• _EXERCISE DETAILS_:
Copy out every item below word for word, keeping each line in its original order and changing nothing.

• _STORED RECORDS_:
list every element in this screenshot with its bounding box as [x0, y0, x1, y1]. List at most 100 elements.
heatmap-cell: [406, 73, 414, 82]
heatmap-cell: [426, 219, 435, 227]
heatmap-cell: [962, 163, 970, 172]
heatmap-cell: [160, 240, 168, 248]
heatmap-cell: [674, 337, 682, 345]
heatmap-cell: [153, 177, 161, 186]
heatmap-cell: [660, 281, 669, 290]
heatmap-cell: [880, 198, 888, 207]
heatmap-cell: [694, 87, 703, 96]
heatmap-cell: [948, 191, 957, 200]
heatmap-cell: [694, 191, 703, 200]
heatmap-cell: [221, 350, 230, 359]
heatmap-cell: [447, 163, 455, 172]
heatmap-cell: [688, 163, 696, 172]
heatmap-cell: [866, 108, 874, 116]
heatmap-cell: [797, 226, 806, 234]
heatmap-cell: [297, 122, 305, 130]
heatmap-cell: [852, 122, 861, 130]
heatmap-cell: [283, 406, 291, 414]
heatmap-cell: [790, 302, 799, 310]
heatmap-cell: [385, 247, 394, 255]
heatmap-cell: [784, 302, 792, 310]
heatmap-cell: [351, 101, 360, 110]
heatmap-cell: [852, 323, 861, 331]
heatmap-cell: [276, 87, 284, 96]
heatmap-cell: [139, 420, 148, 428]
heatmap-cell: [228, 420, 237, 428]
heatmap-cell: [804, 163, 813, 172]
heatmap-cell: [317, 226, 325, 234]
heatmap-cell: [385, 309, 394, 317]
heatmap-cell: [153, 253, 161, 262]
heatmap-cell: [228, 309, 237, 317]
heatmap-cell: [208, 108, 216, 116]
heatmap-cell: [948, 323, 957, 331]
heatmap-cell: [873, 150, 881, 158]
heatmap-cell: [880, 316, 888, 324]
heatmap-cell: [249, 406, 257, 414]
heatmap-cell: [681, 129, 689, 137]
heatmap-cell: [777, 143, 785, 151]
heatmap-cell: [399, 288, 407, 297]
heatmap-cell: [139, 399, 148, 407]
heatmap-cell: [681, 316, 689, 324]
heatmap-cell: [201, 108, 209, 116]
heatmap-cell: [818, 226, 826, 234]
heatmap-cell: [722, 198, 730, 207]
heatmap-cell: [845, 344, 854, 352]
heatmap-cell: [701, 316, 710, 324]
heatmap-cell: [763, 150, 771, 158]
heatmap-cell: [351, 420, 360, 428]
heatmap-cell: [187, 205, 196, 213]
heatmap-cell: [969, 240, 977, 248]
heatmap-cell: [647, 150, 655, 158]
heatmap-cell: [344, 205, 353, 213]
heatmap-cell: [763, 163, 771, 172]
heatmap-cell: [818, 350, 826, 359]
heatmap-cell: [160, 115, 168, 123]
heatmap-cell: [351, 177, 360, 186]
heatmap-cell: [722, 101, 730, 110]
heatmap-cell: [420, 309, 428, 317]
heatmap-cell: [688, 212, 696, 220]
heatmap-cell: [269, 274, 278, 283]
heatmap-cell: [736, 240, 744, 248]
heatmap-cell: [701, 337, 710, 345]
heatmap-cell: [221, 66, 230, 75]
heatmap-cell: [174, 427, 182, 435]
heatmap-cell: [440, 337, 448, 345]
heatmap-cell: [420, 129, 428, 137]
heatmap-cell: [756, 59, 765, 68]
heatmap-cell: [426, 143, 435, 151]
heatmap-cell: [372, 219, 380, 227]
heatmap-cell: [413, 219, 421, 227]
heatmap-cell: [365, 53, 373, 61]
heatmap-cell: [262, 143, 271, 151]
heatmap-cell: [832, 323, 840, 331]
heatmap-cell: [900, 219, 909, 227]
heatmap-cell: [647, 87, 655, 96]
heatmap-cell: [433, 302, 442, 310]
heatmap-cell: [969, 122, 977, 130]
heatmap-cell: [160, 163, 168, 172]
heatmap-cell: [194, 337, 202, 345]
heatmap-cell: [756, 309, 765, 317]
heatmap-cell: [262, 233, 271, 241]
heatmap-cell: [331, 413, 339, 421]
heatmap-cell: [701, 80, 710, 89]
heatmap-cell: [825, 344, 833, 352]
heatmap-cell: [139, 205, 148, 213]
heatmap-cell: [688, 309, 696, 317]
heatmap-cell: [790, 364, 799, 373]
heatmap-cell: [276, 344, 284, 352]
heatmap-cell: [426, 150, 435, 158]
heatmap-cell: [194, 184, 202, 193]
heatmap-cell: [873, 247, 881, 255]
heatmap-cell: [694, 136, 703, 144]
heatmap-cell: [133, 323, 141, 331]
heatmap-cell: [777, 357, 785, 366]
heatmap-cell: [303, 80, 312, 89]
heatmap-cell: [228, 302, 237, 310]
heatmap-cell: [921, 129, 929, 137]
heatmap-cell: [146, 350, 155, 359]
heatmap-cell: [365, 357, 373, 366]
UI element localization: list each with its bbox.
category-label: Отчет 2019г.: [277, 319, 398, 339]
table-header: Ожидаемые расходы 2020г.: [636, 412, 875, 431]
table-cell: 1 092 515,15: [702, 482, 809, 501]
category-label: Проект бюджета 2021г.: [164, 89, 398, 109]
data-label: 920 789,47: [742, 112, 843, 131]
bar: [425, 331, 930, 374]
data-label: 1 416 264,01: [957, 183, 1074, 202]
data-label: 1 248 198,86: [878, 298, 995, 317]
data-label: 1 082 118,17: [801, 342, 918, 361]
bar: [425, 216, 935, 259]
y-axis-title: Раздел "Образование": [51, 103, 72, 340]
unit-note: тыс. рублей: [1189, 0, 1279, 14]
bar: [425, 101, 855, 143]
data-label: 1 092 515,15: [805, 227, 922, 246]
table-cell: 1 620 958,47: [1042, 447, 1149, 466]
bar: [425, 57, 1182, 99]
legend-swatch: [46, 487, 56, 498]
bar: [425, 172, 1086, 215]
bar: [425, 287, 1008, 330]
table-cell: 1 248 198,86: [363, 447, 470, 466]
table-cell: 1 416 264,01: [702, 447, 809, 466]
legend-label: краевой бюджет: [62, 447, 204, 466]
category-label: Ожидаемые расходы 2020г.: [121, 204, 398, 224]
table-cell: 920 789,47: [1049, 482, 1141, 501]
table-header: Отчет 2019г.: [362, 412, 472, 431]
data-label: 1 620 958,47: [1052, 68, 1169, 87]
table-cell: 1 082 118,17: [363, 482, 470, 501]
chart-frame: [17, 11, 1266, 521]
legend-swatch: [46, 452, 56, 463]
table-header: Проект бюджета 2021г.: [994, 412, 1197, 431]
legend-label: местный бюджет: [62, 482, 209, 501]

• _FINISHED EXERCISE_:
list every element in this screenshot with its bounding box as [x0, y0, x1, y1]. List at most 100 elements.
heatmap-cell: [406, 73, 414, 82]
heatmap-cell: [426, 219, 435, 227]
heatmap-cell: [962, 163, 970, 172]
heatmap-cell: [160, 240, 168, 248]
heatmap-cell: [674, 337, 682, 345]
heatmap-cell: [153, 177, 161, 186]
heatmap-cell: [660, 281, 669, 290]
heatmap-cell: [880, 198, 888, 207]
heatmap-cell: [694, 87, 703, 96]
heatmap-cell: [948, 191, 957, 200]
heatmap-cell: [694, 191, 703, 200]
heatmap-cell: [221, 350, 230, 359]
heatmap-cell: [447, 163, 455, 172]
heatmap-cell: [688, 163, 696, 172]
heatmap-cell: [866, 108, 874, 116]
heatmap-cell: [797, 226, 806, 234]
heatmap-cell: [297, 122, 305, 130]
heatmap-cell: [852, 122, 861, 130]
heatmap-cell: [283, 406, 291, 414]
heatmap-cell: [790, 302, 799, 310]
heatmap-cell: [385, 247, 394, 255]
heatmap-cell: [784, 302, 792, 310]
heatmap-cell: [351, 101, 360, 110]
heatmap-cell: [852, 323, 861, 331]
heatmap-cell: [276, 87, 284, 96]
heatmap-cell: [139, 420, 148, 428]
heatmap-cell: [228, 420, 237, 428]
heatmap-cell: [804, 163, 813, 172]
heatmap-cell: [317, 226, 325, 234]
heatmap-cell: [385, 309, 394, 317]
heatmap-cell: [153, 253, 161, 262]
heatmap-cell: [228, 309, 237, 317]
heatmap-cell: [208, 108, 216, 116]
heatmap-cell: [948, 323, 957, 331]
heatmap-cell: [873, 150, 881, 158]
heatmap-cell: [880, 316, 888, 324]
heatmap-cell: [249, 406, 257, 414]
heatmap-cell: [681, 129, 689, 137]
heatmap-cell: [777, 143, 785, 151]
heatmap-cell: [399, 288, 407, 297]
heatmap-cell: [139, 399, 148, 407]
heatmap-cell: [681, 316, 689, 324]
heatmap-cell: [201, 108, 209, 116]
heatmap-cell: [818, 226, 826, 234]
heatmap-cell: [722, 198, 730, 207]
heatmap-cell: [845, 344, 854, 352]
heatmap-cell: [701, 316, 710, 324]
heatmap-cell: [763, 150, 771, 158]
heatmap-cell: [351, 420, 360, 428]
heatmap-cell: [187, 205, 196, 213]
heatmap-cell: [969, 240, 977, 248]
heatmap-cell: [647, 150, 655, 158]
heatmap-cell: [344, 205, 353, 213]
heatmap-cell: [763, 163, 771, 172]
heatmap-cell: [818, 350, 826, 359]
heatmap-cell: [160, 115, 168, 123]
heatmap-cell: [351, 177, 360, 186]
heatmap-cell: [722, 101, 730, 110]
heatmap-cell: [420, 309, 428, 317]
heatmap-cell: [688, 212, 696, 220]
heatmap-cell: [269, 274, 278, 283]
heatmap-cell: [736, 240, 744, 248]
heatmap-cell: [701, 337, 710, 345]
heatmap-cell: [221, 66, 230, 75]
heatmap-cell: [174, 427, 182, 435]
heatmap-cell: [440, 337, 448, 345]
heatmap-cell: [420, 129, 428, 137]
heatmap-cell: [756, 59, 765, 68]
heatmap-cell: [426, 143, 435, 151]
heatmap-cell: [372, 219, 380, 227]
heatmap-cell: [413, 219, 421, 227]
heatmap-cell: [365, 53, 373, 61]
heatmap-cell: [262, 143, 271, 151]
heatmap-cell: [832, 323, 840, 331]
heatmap-cell: [900, 219, 909, 227]
heatmap-cell: [647, 87, 655, 96]
heatmap-cell: [433, 302, 442, 310]
heatmap-cell: [969, 122, 977, 130]
heatmap-cell: [160, 163, 168, 172]
heatmap-cell: [194, 337, 202, 345]
heatmap-cell: [756, 309, 765, 317]
heatmap-cell: [262, 233, 271, 241]
heatmap-cell: [331, 413, 339, 421]
heatmap-cell: [701, 80, 710, 89]
heatmap-cell: [825, 344, 833, 352]
heatmap-cell: [139, 205, 148, 213]
heatmap-cell: [688, 309, 696, 317]
heatmap-cell: [790, 364, 799, 373]
heatmap-cell: [276, 344, 284, 352]
heatmap-cell: [426, 150, 435, 158]
heatmap-cell: [194, 184, 202, 193]
heatmap-cell: [873, 247, 881, 255]
heatmap-cell: [694, 136, 703, 144]
heatmap-cell: [133, 323, 141, 331]
heatmap-cell: [777, 357, 785, 366]
heatmap-cell: [303, 80, 312, 89]
heatmap-cell: [228, 302, 237, 310]
heatmap-cell: [921, 129, 929, 137]
heatmap-cell: [146, 350, 155, 359]
heatmap-cell: [365, 357, 373, 366]
UI element localization: list each with its bbox.
category-label: Отчет 2019г.: [277, 319, 398, 339]
table-header: Ожидаемые расходы 2020г.: [636, 412, 875, 431]
table-cell: 1 092 515,15: [702, 482, 809, 501]
category-label: Проект бюджета 2021г.: [164, 89, 398, 109]
data-label: 920 789,47: [742, 112, 843, 131]
bar: [425, 331, 930, 374]
data-label: 1 416 264,01: [957, 183, 1074, 202]
data-label: 1 248 198,86: [878, 298, 995, 317]
data-label: 1 082 118,17: [801, 342, 918, 361]
bar: [425, 216, 935, 259]
y-axis-title: Раздел "Образование": [51, 103, 72, 340]
unit-note: тыс. рублей: [1189, 0, 1279, 14]
bar: [425, 101, 855, 143]
data-label: 1 092 515,15: [805, 227, 922, 246]
table-cell: 1 620 958,47: [1042, 447, 1149, 466]
bar: [425, 57, 1182, 99]
legend-swatch: [46, 487, 56, 498]
bar: [425, 172, 1086, 215]
bar: [425, 287, 1008, 330]
table-cell: 1 248 198,86: [363, 447, 470, 466]
table-cell: 1 416 264,01: [702, 447, 809, 466]
legend-label: краевой бюджет: [62, 447, 204, 466]
category-label: Ожидаемые расходы 2020г.: [121, 204, 398, 224]
table-cell: 920 789,47: [1049, 482, 1141, 501]
table-header: Отчет 2019г.: [362, 412, 472, 431]
data-label: 1 620 958,47: [1052, 68, 1169, 87]
table-cell: 1 082 118,17: [363, 482, 470, 501]
chart-frame: [17, 11, 1266, 521]
legend-swatch: [46, 452, 56, 463]
table-header: Проект бюджета 2021г.: [994, 412, 1197, 431]
legend-label: местный бюджет: [62, 482, 209, 501]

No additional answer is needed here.